[Start Record extracts]

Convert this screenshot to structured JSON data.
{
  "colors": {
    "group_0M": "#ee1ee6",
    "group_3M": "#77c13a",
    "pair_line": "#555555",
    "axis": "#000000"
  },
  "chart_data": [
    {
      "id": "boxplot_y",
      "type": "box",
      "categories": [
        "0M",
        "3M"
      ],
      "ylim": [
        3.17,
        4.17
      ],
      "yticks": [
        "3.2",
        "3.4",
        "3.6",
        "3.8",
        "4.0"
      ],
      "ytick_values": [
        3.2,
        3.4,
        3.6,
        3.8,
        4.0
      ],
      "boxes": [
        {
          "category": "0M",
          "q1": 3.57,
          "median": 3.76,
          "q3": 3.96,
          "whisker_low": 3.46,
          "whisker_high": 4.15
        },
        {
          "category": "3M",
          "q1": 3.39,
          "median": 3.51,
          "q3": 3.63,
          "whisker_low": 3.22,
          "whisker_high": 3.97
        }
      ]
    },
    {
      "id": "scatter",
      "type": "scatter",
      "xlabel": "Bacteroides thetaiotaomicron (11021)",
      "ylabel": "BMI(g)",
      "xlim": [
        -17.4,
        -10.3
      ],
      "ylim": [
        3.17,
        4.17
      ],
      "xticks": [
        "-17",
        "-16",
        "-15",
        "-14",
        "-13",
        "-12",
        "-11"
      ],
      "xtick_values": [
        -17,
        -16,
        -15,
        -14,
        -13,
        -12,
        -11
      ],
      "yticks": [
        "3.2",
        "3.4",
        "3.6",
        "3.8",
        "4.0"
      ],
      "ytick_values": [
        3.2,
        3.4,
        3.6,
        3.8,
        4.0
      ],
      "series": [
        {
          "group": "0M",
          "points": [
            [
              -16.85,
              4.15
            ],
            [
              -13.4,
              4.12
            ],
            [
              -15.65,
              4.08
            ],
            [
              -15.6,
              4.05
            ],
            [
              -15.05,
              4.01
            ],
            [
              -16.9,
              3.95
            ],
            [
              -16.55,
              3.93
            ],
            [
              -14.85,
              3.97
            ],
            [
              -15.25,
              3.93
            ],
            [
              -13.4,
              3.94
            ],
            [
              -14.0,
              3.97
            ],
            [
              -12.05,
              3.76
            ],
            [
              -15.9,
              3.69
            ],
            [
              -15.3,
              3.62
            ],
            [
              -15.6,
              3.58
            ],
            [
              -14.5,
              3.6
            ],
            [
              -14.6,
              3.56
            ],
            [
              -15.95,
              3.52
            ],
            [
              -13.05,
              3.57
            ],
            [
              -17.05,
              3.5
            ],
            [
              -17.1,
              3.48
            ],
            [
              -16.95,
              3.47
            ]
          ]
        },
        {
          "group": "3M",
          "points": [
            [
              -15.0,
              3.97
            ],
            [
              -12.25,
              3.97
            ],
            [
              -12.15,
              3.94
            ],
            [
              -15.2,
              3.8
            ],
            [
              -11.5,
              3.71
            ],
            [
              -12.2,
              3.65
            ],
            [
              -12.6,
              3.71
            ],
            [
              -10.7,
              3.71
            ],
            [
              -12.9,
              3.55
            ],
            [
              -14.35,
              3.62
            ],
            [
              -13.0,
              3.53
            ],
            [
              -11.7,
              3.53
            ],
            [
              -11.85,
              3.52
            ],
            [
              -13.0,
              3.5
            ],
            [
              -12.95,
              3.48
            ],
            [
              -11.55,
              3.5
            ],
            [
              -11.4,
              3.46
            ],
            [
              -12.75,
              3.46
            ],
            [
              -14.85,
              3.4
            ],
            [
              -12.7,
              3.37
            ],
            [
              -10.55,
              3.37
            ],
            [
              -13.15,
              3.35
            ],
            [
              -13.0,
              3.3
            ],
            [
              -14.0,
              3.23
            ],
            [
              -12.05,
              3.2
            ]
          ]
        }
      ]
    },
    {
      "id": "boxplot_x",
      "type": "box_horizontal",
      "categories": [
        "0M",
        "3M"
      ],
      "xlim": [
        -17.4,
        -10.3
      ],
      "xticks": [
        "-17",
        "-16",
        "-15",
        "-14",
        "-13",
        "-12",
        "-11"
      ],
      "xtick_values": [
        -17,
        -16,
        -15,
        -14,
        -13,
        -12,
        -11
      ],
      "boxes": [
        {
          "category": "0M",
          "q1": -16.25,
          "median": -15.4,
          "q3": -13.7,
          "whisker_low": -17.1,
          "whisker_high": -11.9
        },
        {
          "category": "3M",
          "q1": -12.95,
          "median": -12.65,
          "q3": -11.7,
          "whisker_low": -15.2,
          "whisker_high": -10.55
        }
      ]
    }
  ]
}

[End Record extracts]

Aim of the exercise: Write out the complete set of records exactly as given.

Output:
Convert this screenshot to structured JSON data.
{
  "colors": {
    "group_0M": "#ee1ee6",
    "group_3M": "#77c13a",
    "pair_line": "#555555",
    "axis": "#000000"
  },
  "chart_data": [
    {
      "id": "boxplot_y",
      "type": "box",
      "categories": [
        "0M",
        "3M"
      ],
      "ylim": [
        3.17,
        4.17
      ],
      "yticks": [
        "3.2",
        "3.4",
        "3.6",
        "3.8",
        "4.0"
      ],
      "ytick_values": [
        3.2,
        3.4,
        3.6,
        3.8,
        4.0
      ],
      "boxes": [
        {
          "category": "0M",
          "q1": 3.57,
          "median": 3.76,
          "q3": 3.96,
          "whisker_low": 3.46,
          "whisker_high": 4.15
        },
        {
          "category": "3M",
          "q1": 3.39,
          "median": 3.51,
          "q3": 3.63,
          "whisker_low": 3.22,
          "whisker_high": 3.97
        }
      ]
    },
    {
      "id": "scatter",
      "type": "scatter",
      "xlabel": "Bacteroides thetaiotaomicron (11021)",
      "ylabel": "BMI(g)",
      "xlim": [
        -17.4,
        -10.3
      ],
      "ylim": [
        3.17,
        4.17
      ],
      "xticks": [
        "-17",
        "-16",
        "-15",
        "-14",
        "-13",
        "-12",
        "-11"
      ],
      "xtick_values": [
        -17,
        -16,
        -15,
        -14,
        -13,
        -12,
        -11
      ],
      "yticks": [
        "3.2",
        "3.4",
        "3.6",
        "3.8",
        "4.0"
      ],
      "ytick_values": [
        3.2,
        3.4,
        3.6,
        3.8,
        4.0
      ],
      "series": [
        {
          "group": "0M",
          "points": [
            [
              -16.85,
              4.15
            ],
            [
              -13.4,
              4.12
            ],
            [
              -15.65,
              4.08
            ],
            [
              -15.6,
              4.05
            ],
            [
              -15.05,
              4.01
            ],
            [
              -16.9,
              3.95
            ],
            [
              -16.55,
              3.93
            ],
            [
              -14.85,
              3.97
            ],
            [
              -15.25,
              3.93
            ],
            [
              -13.4,
              3.94
            ],
            [
              -14.0,
              3.97
            ],
            [
              -12.05,
              3.76
            ],
            [
              -15.9,
              3.69
            ],
            [
              -15.3,
              3.62
            ],
            [
              -15.6,
              3.58
            ],
            [
              -14.5,
              3.6
            ],
            [
              -14.6,
              3.56
            ],
            [
              -15.95,
              3.52
            ],
            [
              -13.05,
              3.57
            ],
            [
              -17.05,
              3.5
            ],
            [
              -17.1,
              3.48
            ],
            [
              -16.95,
              3.47
            ]
          ]
        },
        {
          "group": "3M",
          "points": [
            [
              -15.0,
              3.97
            ],
            [
              -12.25,
              3.97
            ],
            [
              -12.15,
              3.94
            ],
            [
              -15.2,
              3.8
            ],
            [
              -11.5,
              3.71
            ],
            [
              -12.2,
              3.65
            ],
            [
              -12.6,
              3.71
            ],
            [
              -10.7,
              3.71
            ],
            [
              -12.9,
              3.55
            ],
            [
              -14.35,
              3.62
            ],
            [
              -13.0,
              3.53
            ],
            [
              -11.7,
              3.53
            ],
            [
              -11.85,
              3.52
            ],
            [
              -13.0,
              3.5
            ],
            [
              -12.95,
              3.48
            ],
            [
              -11.55,
              3.5
            ],
            [
              -11.4,
              3.46
            ],
            [
              -12.75,
              3.46
            ],
            [
              -14.85,
              3.4
            ],
            [
              -12.7,
              3.37
            ],
            [
              -10.55,
              3.37
            ],
            [
              -13.15,
              3.35
            ],
            [
              -13.0,
              3.3
            ],
            [
              -14.0,
              3.23
            ],
            [
              -12.05,
              3.2
            ]
          ]
        }
      ]
    },
    {
      "id": "boxplot_x",
      "type": "box_horizontal",
      "categories": [
        "0M",
        "3M"
      ],
      "xlim": [
        -17.4,
        -10.3
      ],
      "xticks": [
        "-17",
        "-16",
        "-15",
        "-14",
        "-13",
        "-12",
        "-11"
      ],
      "xtick_values": [
        -17,
        -16,
        -15,
        -14,
        -13,
        -12,
        -11
      ],
      "boxes": [
        {
          "category": "0M",
          "q1": -16.25,
          "median": -15.4,
          "q3": -13.7,
          "whisker_low": -17.1,
          "whisker_high": -11.9
        },
        {
          "category": "3M",
          "q1": -12.95,
          "median": -12.65,
          "q3": -11.7,
          "whisker_low": -15.2,
          "whisker_high": -10.55
        }
      ]
    }
  ]
}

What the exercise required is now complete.